>>>
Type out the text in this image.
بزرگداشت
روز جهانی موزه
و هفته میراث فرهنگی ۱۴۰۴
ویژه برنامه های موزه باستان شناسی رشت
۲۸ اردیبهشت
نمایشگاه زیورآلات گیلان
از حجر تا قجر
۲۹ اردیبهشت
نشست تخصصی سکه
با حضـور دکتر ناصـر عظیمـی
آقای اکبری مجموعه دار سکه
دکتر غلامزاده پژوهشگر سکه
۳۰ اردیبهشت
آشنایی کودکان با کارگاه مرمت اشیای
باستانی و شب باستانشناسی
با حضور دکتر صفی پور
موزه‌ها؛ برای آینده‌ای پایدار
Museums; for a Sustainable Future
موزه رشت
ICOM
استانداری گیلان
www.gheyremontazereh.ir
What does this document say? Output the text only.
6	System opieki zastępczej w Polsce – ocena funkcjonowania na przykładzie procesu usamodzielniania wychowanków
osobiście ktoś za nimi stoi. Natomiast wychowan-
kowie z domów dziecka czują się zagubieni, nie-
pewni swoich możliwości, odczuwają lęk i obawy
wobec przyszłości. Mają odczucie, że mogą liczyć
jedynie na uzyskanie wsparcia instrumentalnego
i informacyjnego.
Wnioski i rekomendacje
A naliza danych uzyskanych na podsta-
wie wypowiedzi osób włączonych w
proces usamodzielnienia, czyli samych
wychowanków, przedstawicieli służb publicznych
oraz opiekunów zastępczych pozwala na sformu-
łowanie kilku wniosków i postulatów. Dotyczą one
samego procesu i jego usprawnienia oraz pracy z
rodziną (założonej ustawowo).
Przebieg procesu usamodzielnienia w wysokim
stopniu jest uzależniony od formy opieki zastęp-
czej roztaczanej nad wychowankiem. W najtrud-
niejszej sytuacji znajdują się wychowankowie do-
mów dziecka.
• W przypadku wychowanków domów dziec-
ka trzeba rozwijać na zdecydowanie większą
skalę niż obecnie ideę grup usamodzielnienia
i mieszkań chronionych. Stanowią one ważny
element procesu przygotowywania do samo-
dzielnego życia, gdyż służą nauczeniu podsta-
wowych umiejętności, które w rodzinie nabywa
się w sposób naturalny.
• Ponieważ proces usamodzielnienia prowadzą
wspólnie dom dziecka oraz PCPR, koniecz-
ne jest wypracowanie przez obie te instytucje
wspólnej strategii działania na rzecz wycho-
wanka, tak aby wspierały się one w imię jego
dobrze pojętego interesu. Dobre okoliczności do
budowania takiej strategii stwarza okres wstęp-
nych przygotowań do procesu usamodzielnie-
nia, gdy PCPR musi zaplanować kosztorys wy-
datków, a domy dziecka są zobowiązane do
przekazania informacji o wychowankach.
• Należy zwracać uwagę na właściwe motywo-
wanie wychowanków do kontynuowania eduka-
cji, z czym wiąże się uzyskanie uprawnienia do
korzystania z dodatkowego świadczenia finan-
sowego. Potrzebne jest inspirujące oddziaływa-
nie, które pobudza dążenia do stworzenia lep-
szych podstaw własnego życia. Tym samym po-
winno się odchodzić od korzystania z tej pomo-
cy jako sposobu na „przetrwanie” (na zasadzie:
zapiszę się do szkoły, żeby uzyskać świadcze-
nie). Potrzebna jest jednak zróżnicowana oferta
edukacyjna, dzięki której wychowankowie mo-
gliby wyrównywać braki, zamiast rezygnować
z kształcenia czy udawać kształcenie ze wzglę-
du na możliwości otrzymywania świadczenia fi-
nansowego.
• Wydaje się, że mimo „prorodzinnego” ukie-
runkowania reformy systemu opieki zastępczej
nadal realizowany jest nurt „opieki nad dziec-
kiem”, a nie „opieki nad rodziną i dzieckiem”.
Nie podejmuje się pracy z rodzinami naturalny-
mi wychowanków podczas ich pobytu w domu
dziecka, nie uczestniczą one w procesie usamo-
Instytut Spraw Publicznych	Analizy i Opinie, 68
<<<
» GIVEN PROBLEM: Report the number of lines containing the string "jest" and add nothing to it.

» THE REPLY: 5